[Start of Source data]

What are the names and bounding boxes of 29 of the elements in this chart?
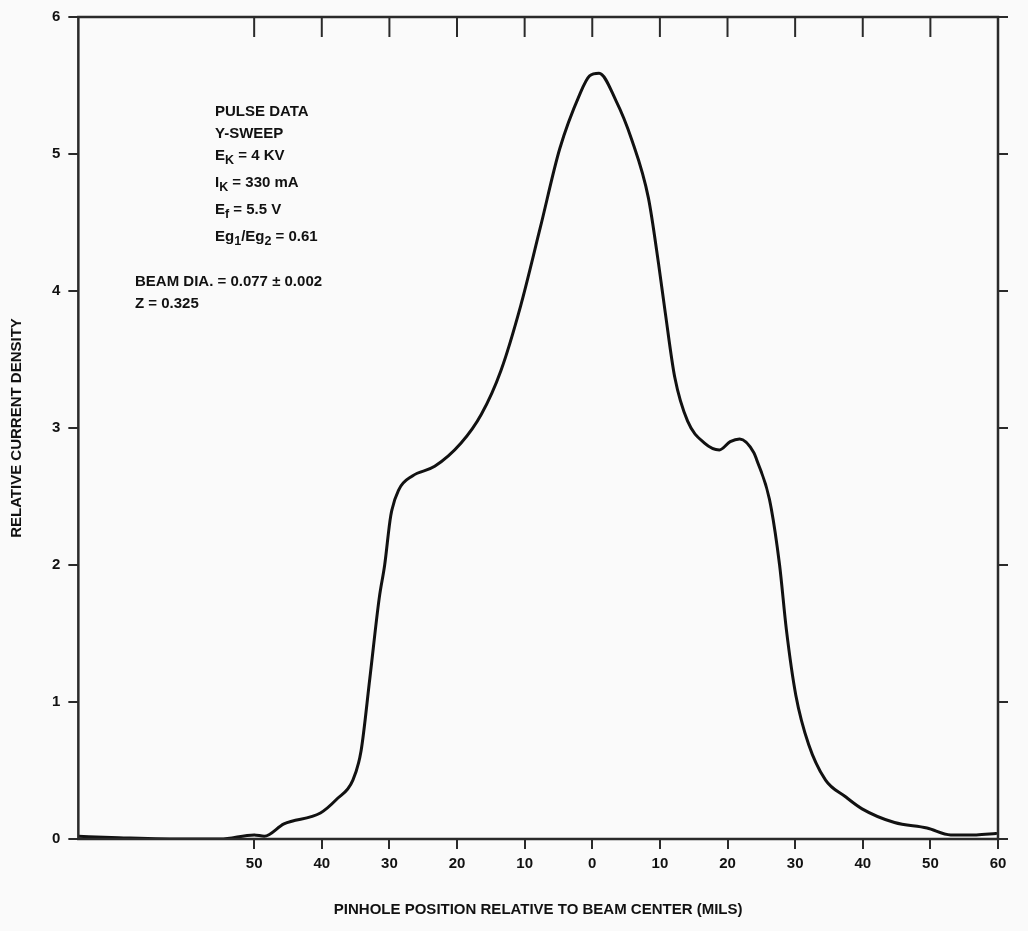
y-tick-label: 1: [52, 692, 61, 710]
x-tick-label: 10: [651, 854, 669, 872]
annotation: PULSE DATA: [215, 101, 310, 121]
x-tick-label: 40: [854, 854, 872, 872]
annotation: E$_{K}$ = 4 KV: [215, 145, 286, 169]
y-tick-label: 3: [52, 418, 61, 436]
x-tick-label: 60: [989, 854, 1007, 872]
annotation: BEAM DIA. = 0.077 ± 0.002: [135, 271, 323, 291]
y-tick-label: 4: [52, 281, 61, 299]
x-tick-label: 30: [381, 854, 398, 872]
y-tick-label: 6: [52, 7, 61, 25]
annotation: Y-SWEEP: [215, 123, 285, 143]
annotation: Z = 0.325: [135, 293, 200, 313]
x-tick-label: 40: [313, 854, 331, 872]
x-tick-label: 30: [786, 854, 804, 872]
y-tick-label: 2: [52, 555, 61, 573]
x-tick-label: 10: [516, 854, 533, 872]
x-axis-title: PINHOLE POSITION RELATIVE TO BEAM CENTER (MILS): [333, 900, 743, 918]
x-tick-label: 50: [245, 854, 263, 872]
y-axis-title: RELATIVE CURRENT DENSITY: [7, 318, 25, 538]
x-tick-label: 0: [588, 854, 597, 872]
x-tick-label: 20: [719, 854, 736, 872]
annotation: I$_{K}$ = 330 mA: [215, 172, 300, 196]
y-tick-label: 5: [52, 144, 61, 162]
annotation: Eg$_{1}$/Eg$_{2}$ = 0.61: [215, 226, 319, 250]
x-tick-label: 20: [448, 854, 466, 872]
annotation: E$_{f}$ = 5.5 V: [215, 199, 283, 223]
y-tick-label: 0: [52, 829, 61, 847]
x-tick-label: 50: [922, 854, 939, 872]
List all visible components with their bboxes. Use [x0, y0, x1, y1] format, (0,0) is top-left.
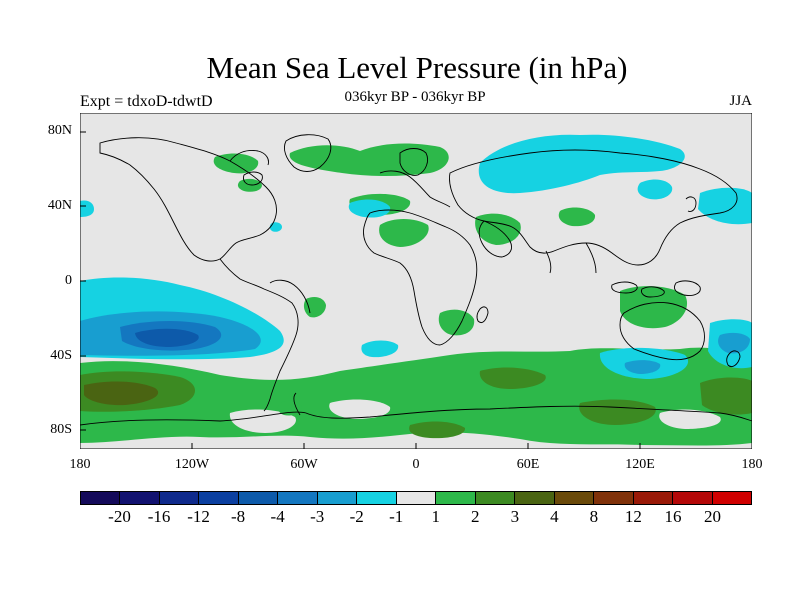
colorbar-box — [436, 492, 476, 504]
north-pacific-negative-region — [698, 187, 752, 225]
colorbar-label: -4 — [270, 507, 285, 526]
central-asia-positive-region — [558, 207, 596, 227]
east-asia-negative-region — [637, 179, 673, 200]
colorbar-box — [396, 492, 437, 504]
south-indian-negative-core — [624, 360, 661, 374]
colorbar-label: 12 — [624, 507, 642, 526]
caribbean-negative-region — [269, 222, 282, 232]
arctic-atlantic-positive-region — [289, 143, 449, 176]
colorbar — [80, 491, 752, 505]
y-tick-label: 80S — [50, 422, 72, 437]
map-ticks — [80, 131, 641, 449]
colorbar-label: -1 — [389, 507, 404, 526]
south-atlantic-negative-region — [361, 340, 399, 358]
colorbar-box — [712, 492, 751, 504]
colorbar-label: 20 — [703, 507, 721, 526]
siberia-negative-region — [478, 134, 685, 194]
south-pacific-core-region — [84, 381, 159, 406]
south-atlantic-neutral-gap — [329, 399, 391, 419]
x-tick-label: 60W — [290, 457, 318, 472]
chart-title: Mean Sea Level Pressure (in hPa) — [206, 50, 628, 85]
colorbar-label: -8 — [231, 507, 246, 526]
y-tick-label: 0 — [65, 273, 72, 288]
colorbar-box — [238, 492, 279, 504]
colorbar-label: -2 — [349, 507, 364, 526]
colorbar-label: 1 — [431, 507, 441, 526]
y-tick-label: 40N — [47, 198, 72, 213]
colorbar-label: 2 — [471, 507, 480, 526]
colorbar-box — [317, 492, 358, 504]
season-label: JJA — [729, 93, 752, 109]
south-indian-east-strong-positive-region — [700, 377, 752, 415]
x-tick-label: 180 — [69, 457, 91, 472]
maritime-continent-positive-region — [620, 286, 688, 329]
x-tick-label: 120W — [174, 457, 210, 472]
colorbar-box — [515, 492, 555, 504]
colorbar-box — [594, 492, 634, 504]
experiment-label: Expt = tdxoD-tdwtD — [80, 93, 213, 110]
colorbar-box — [81, 492, 121, 504]
colorbar-label: 16 — [664, 507, 682, 526]
colorbar-label: 8 — [589, 507, 599, 526]
colorbar-box — [120, 492, 160, 504]
y-tick-label: 40S — [50, 348, 72, 363]
colorbar-label: 3 — [510, 507, 520, 526]
colorbar-box — [278, 492, 318, 504]
colorbar-label: -12 — [187, 507, 210, 526]
north-atlantic-negative-region — [80, 200, 94, 217]
x-tick-label: 180 — [741, 457, 763, 472]
south-indian-neutral-gap — [659, 409, 721, 429]
colorbar-box — [475, 492, 516, 504]
colorbar-label: -16 — [147, 507, 171, 526]
x-tick-label: 60E — [516, 457, 540, 472]
colorbar-box — [633, 492, 674, 504]
colorbar-label: -20 — [108, 507, 131, 526]
x-tick-label: 120E — [625, 457, 655, 472]
period-label: 036kyr BP - 036kyr BP — [344, 89, 486, 105]
south-atlantic-strong-positive-region — [479, 367, 546, 389]
north-africa-positive-region — [379, 219, 429, 247]
mediterranean-negative-region — [348, 199, 391, 218]
southern-africa-positive-region — [438, 309, 475, 336]
antarctic-neutral-gap — [229, 409, 296, 433]
south-indian-strong-positive-region — [579, 399, 656, 425]
colorbar-box — [673, 492, 713, 504]
pressure-map — [80, 113, 752, 449]
colorbar-label: 4 — [550, 507, 559, 526]
south-pacific-negative-core — [135, 328, 199, 347]
coastlines — [80, 134, 752, 426]
x-tick-label: 0 — [412, 457, 420, 472]
colorbar-box — [199, 492, 239, 504]
colorbar-label: -3 — [310, 507, 325, 526]
colorbar-box — [357, 492, 397, 504]
y-tick-label: 80N — [47, 123, 72, 138]
tasman-negative-core — [718, 332, 750, 354]
colorbar-box — [159, 492, 200, 504]
antarctic-strong-positive-region — [409, 421, 466, 439]
colorbar-box — [554, 492, 595, 504]
hudson-positive-region — [237, 178, 262, 192]
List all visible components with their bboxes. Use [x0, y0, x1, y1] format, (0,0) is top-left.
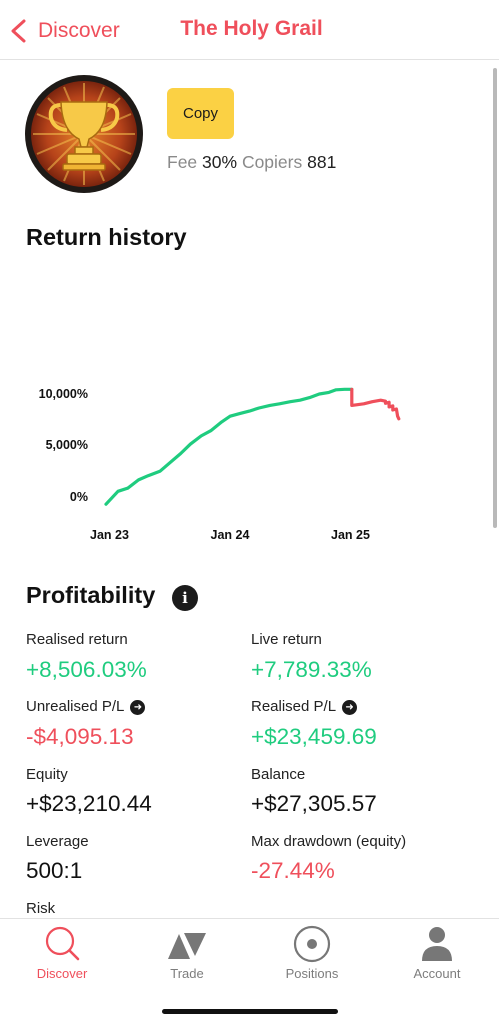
y-tick-label: 10,000%	[38, 386, 88, 401]
y-tick-label: 5,000%	[45, 438, 88, 453]
copiers-label: Copiers	[241, 152, 303, 172]
copiers-value: 881	[307, 152, 337, 172]
chevron-left-icon	[11, 19, 26, 43]
max-drawdown-label: Max drawdown (equity)	[251, 833, 407, 850]
positions-icon	[293, 925, 331, 963]
max-drawdown-value: -27.44%	[251, 858, 335, 883]
scrollbar[interactable]	[493, 68, 497, 528]
fee-label: Fee	[167, 152, 198, 172]
x-tick-label: Jan 23	[90, 528, 129, 542]
tab-trade-label: Trade	[170, 966, 204, 981]
balance-value: +$27,305.57	[251, 791, 377, 816]
unrealised-pl-value: -$4,095.13	[26, 724, 134, 749]
tab-positions[interactable]: Positions	[250, 919, 374, 999]
return-line-drawdown	[350, 387, 401, 421]
trophy-icon	[31, 81, 137, 187]
x-tick-label: Jan 25	[331, 528, 370, 542]
strategy-avatar	[25, 75, 143, 193]
page-title: The Holy Grail	[180, 17, 323, 40]
arrow-right-icon[interactable]: ➜	[342, 700, 358, 715]
account-icon	[422, 927, 452, 961]
tab-discover-label: Discover	[36, 966, 88, 981]
tab-bar: Discover Trade Positions Account	[0, 918, 499, 1024]
return-history-chart: 10,000% 5,000% 0% Jan 23 Jan 24 Jan 25	[0, 270, 499, 560]
equity-value: +$23,210.44	[26, 791, 152, 816]
x-tick-label: Jan 24	[210, 528, 250, 542]
tab-account[interactable]: Account	[375, 919, 499, 999]
tab-account-label: Account	[413, 966, 461, 981]
live-return-value: +7,789.33%	[251, 657, 372, 682]
home-indicator	[162, 1009, 338, 1014]
realised-return-label: Realised return	[26, 631, 128, 648]
unrealised-pl-label-text: Unrealised P/L	[26, 698, 125, 715]
tab-discover[interactable]: Discover	[0, 919, 124, 999]
trade-icon	[168, 933, 206, 959]
equity-label: Equity	[26, 766, 68, 783]
unrealised-pl-label: Unrealised P/L ➜	[26, 698, 146, 715]
return-history-plot	[104, 387, 401, 506]
strategy-meta: Fee 30% Copiers 881	[167, 152, 336, 173]
arrow-right-icon[interactable]: ➜	[130, 700, 146, 715]
tab-trade[interactable]: Trade	[125, 919, 249, 999]
info-icon[interactable]: i	[172, 585, 198, 611]
live-return-label: Live return	[251, 631, 322, 648]
risk-label: Risk	[26, 900, 56, 917]
y-tick-label: 0%	[69, 490, 88, 504]
navigation-bar: Discover The Holy Grail	[0, 0, 499, 60]
leverage-value: 500:1	[26, 858, 83, 883]
search-icon	[45, 926, 80, 961]
realised-pl-label-text: Realised P/L	[251, 698, 337, 715]
return-history-title: Return history	[26, 224, 187, 250]
leverage-label: Leverage	[26, 833, 89, 850]
back-button[interactable]: Discover	[8, 14, 120, 48]
balance-label: Balance	[251, 766, 306, 783]
fee-value: 30%	[202, 152, 238, 172]
realised-pl-label: Realised P/L ➜	[251, 698, 358, 715]
profitability-title: Profitability	[26, 582, 156, 608]
realised-pl-value: +$23,459.69	[251, 724, 377, 749]
realised-return-value: +8,506.03%	[26, 657, 147, 682]
copy-button[interactable]: Copy	[167, 88, 234, 139]
tab-positions-label: Positions	[285, 966, 339, 981]
return-line-positive	[104, 387, 354, 506]
back-label: Discover	[38, 19, 120, 42]
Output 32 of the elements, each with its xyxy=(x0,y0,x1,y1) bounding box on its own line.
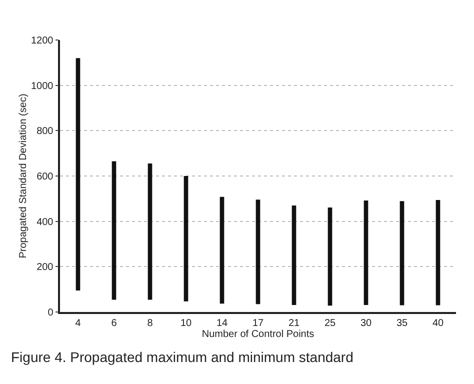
bar xyxy=(112,161,116,300)
y-tick-label: 1000 xyxy=(31,80,54,92)
y-tick-label: 0 xyxy=(48,308,54,318)
y-tick-label: 400 xyxy=(36,216,54,228)
x-tick-label: 35 xyxy=(396,318,408,329)
y-tick-label: 200 xyxy=(36,262,54,274)
x-tick-label: 30 xyxy=(360,318,372,329)
caption: Figure 4. Propagated maximum and minimum standard xyxy=(11,349,354,365)
bar xyxy=(292,205,296,305)
y-tick-label: 800 xyxy=(36,126,54,138)
x-tick-label: 6 xyxy=(111,318,118,329)
bar xyxy=(148,164,152,300)
x-tick-label: 10 xyxy=(180,318,192,329)
bar xyxy=(328,208,332,306)
y-axis-title: Propagated Standard Deviation (sec) xyxy=(18,94,29,258)
x-tick-label: 25 xyxy=(324,318,336,329)
bar xyxy=(400,201,404,306)
x-tick-label: 14 xyxy=(216,318,228,329)
bar xyxy=(184,176,188,302)
x-tick-label: 21 xyxy=(288,318,300,329)
x-tick-label: 4 xyxy=(75,318,82,329)
x-tick-label: 40 xyxy=(432,318,444,329)
bar xyxy=(220,196,224,304)
bar xyxy=(76,58,80,290)
bar xyxy=(256,200,260,304)
bar xyxy=(364,200,368,305)
bar xyxy=(436,200,440,306)
y-tick-label: 1200 xyxy=(31,36,54,46)
y-tick-label: 600 xyxy=(36,172,54,182)
x-tick-label: 17 xyxy=(252,318,264,329)
x-tick-label: 8 xyxy=(147,318,154,329)
x-axis-title: Number of Control Points xyxy=(202,328,314,340)
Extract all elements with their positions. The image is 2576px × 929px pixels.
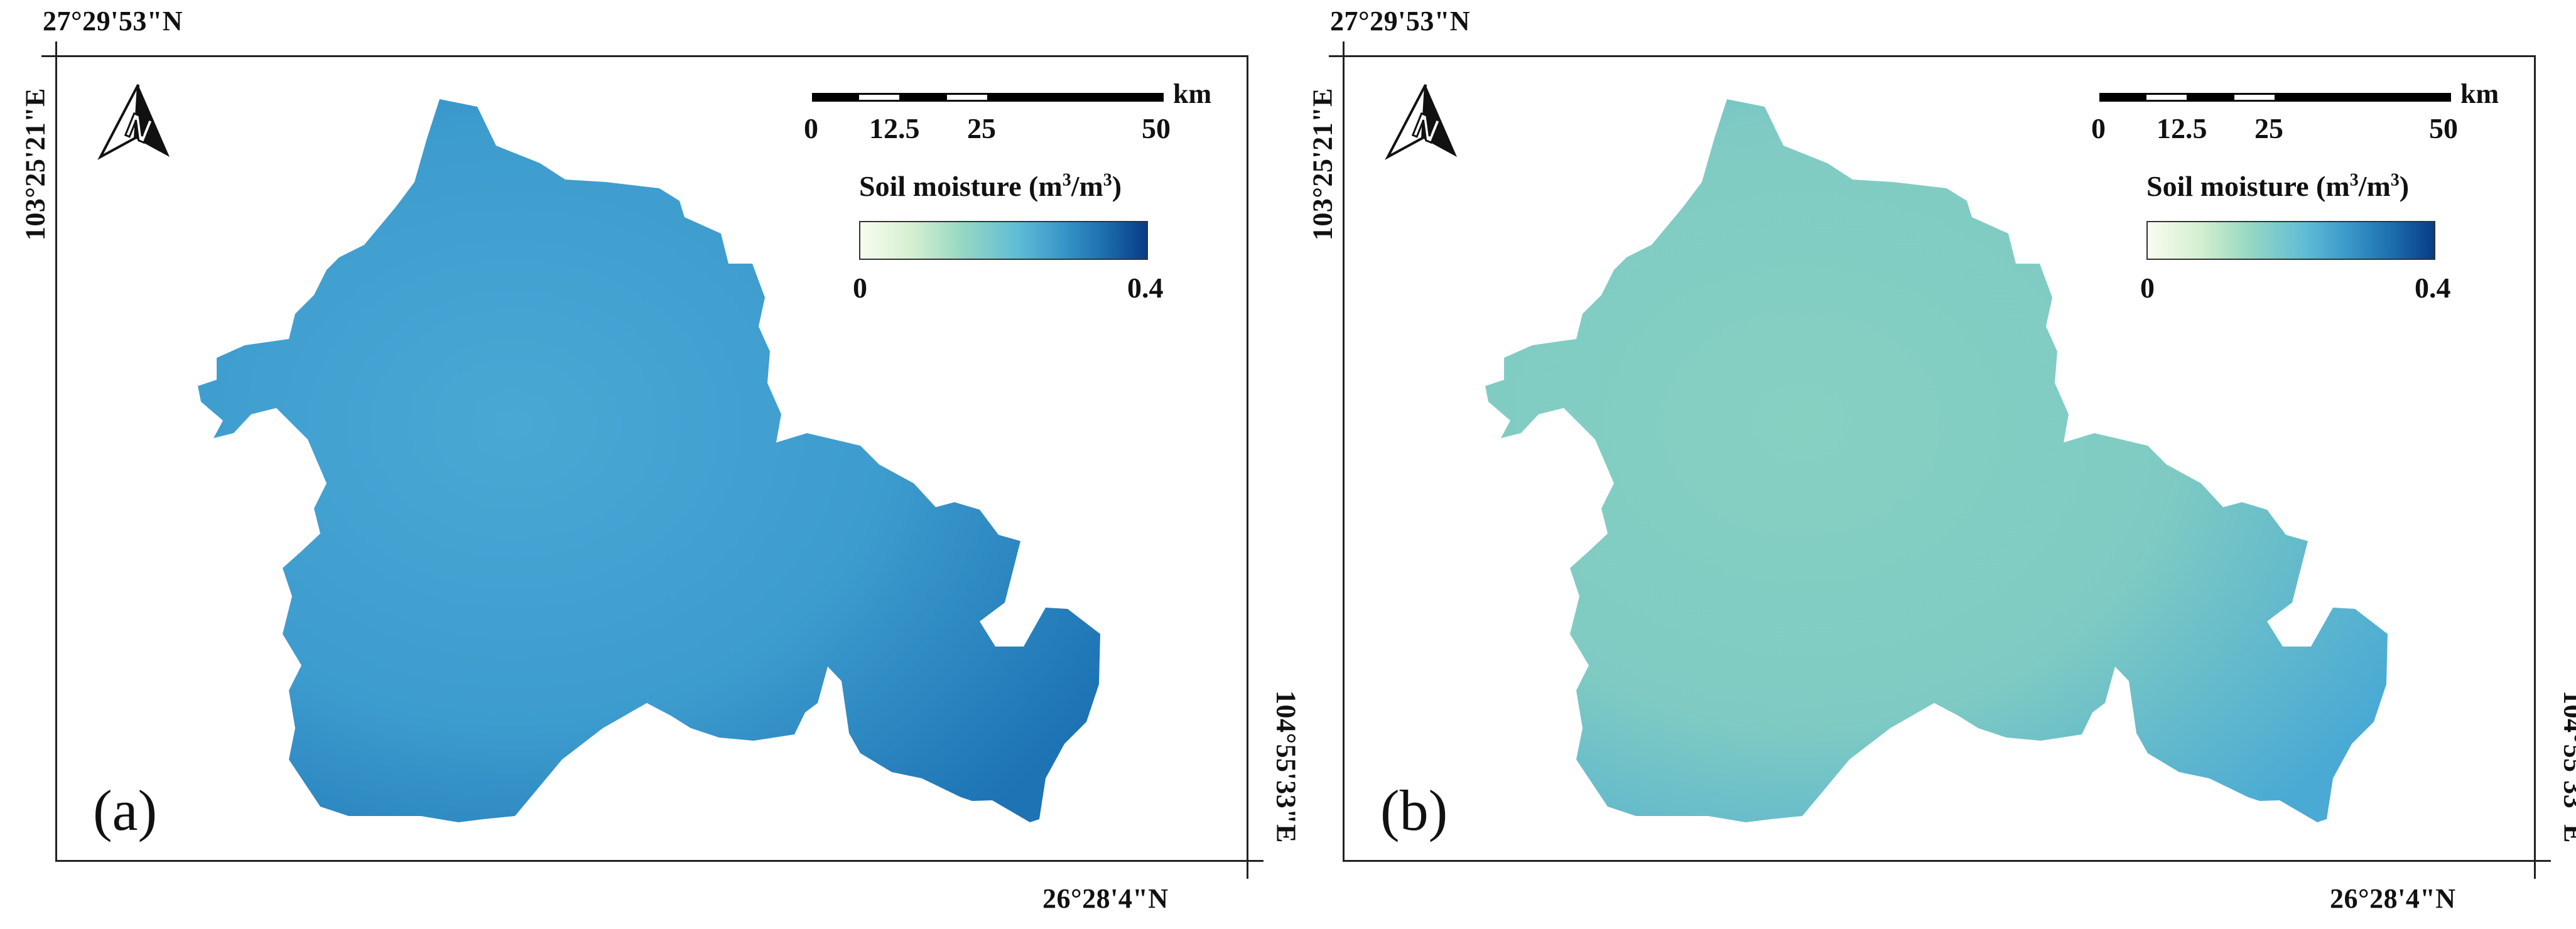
- legend-title: Soil moisture (m3/m3): [859, 170, 1122, 202]
- corner-tick: [1232, 860, 1264, 862]
- map-panel-b: 27°29'53"N 103°25'21"E 26°28'4"N 104°55'…: [1287, 0, 2576, 929]
- left-longitude-label: 103°25'21"E: [1307, 87, 1338, 241]
- scale-tick-label: 50: [2429, 112, 2458, 144]
- scale-tick-label: 12.5: [2157, 112, 2207, 144]
- scale-segment: [2099, 93, 2145, 102]
- scale-tick-label: 25: [2254, 112, 2283, 144]
- top-latitude-label: 27°29'53"N: [1330, 6, 1471, 36]
- scale-segment: [2189, 93, 2232, 102]
- legend-min-label: 0: [2140, 272, 2155, 304]
- corner-tick: [2519, 860, 2551, 862]
- corner-tick: [1329, 55, 1359, 57]
- bottom-latitude-label: 26°28'4"N: [1042, 883, 1169, 914]
- scale-bar: [2099, 93, 2451, 102]
- bottom-latitude-label: 26°28'4"N: [2330, 883, 2456, 914]
- scale-segment: [812, 93, 857, 102]
- scale-segment: [2232, 93, 2276, 102]
- legend-color-ramp: [2146, 221, 2435, 260]
- corner-tick: [1247, 847, 1248, 879]
- corner-tick: [41, 55, 72, 57]
- scale-unit-label: km: [2460, 78, 2499, 109]
- map-panel-a: 27°29'53"N 103°25'21"E 26°28'4"N 104°55'…: [0, 0, 1302, 929]
- legend-title: Soil moisture (m3/m3): [2146, 170, 2410, 202]
- scale-tick-label: 12.5: [869, 112, 920, 144]
- scale-unit-label: km: [1173, 78, 1212, 109]
- scale-segment: [989, 93, 1164, 102]
- legend-max-label: 0.4: [1127, 272, 1164, 304]
- scale-segment: [2145, 93, 2189, 102]
- corner-tick: [2534, 847, 2536, 879]
- scale-tick-label: 0: [2091, 112, 2106, 144]
- scale-bar: [812, 93, 1164, 102]
- north-arrow-icon: N: [1385, 84, 1457, 160]
- scale-segment: [857, 93, 901, 102]
- panel-label: (b): [1380, 778, 1448, 842]
- scale-tick-label: 0: [804, 112, 818, 144]
- legend-min-label: 0: [853, 272, 867, 304]
- scale-tick-label: 50: [1142, 112, 1171, 144]
- legend-max-label: 0.4: [2415, 272, 2451, 304]
- scale-segment: [901, 93, 945, 102]
- scale-tick-label: 25: [967, 112, 996, 144]
- scale-segment: [2276, 93, 2451, 102]
- map-frame: [1343, 55, 2536, 862]
- map-frame: [55, 55, 1248, 862]
- scale-segment: [945, 93, 989, 102]
- top-latitude-label: 27°29'53"N: [43, 6, 183, 36]
- north-arrow-icon: N: [97, 84, 170, 160]
- right-longitude-label: 104°55'33"E: [2558, 690, 2576, 844]
- left-longitude-label: 103°25'21"E: [19, 87, 51, 241]
- legend-color-ramp: [859, 221, 1148, 260]
- panel-label: (a): [93, 778, 158, 842]
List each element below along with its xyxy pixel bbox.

[End of Source data]

#### [Set exercise]
Copy verbatim the lines of the records from the line containing "- legend-title: Soil moisture (m3/m3): [859, 170, 1122, 202]" up to and including the line containing "- scale-segment: [2232, 93, 2276, 102]".

#### [Final answer]
- legend-title: Soil moisture (m3/m3): [859, 170, 1122, 202]
- corner-tick: [1232, 860, 1264, 862]
- map-panel-b: 27°29'53"N 103°25'21"E 26°28'4"N 104°55'…: [1287, 0, 2576, 929]
- left-longitude-label: 103°25'21"E: [1307, 87, 1338, 241]
- scale-tick-label: 50: [2429, 112, 2458, 144]
- scale-tick-label: 12.5: [2157, 112, 2207, 144]
- scale-segment: [2099, 93, 2145, 102]
- scale-tick-label: 25: [2254, 112, 2283, 144]
- top-latitude-label: 27°29'53"N: [1330, 6, 1471, 36]
- scale-segment: [2189, 93, 2232, 102]
- legend-min-label: 0: [2140, 272, 2155, 304]
- corner-tick: [2519, 860, 2551, 862]
- corner-tick: [1329, 55, 1359, 57]
- bottom-latitude-label: 26°28'4"N: [1042, 883, 1169, 914]
- scale-bar: [2099, 93, 2451, 102]
- bottom-latitude-label: 26°28'4"N: [2330, 883, 2456, 914]
- scale-segment: [812, 93, 857, 102]
- scale-segment: [2232, 93, 2276, 102]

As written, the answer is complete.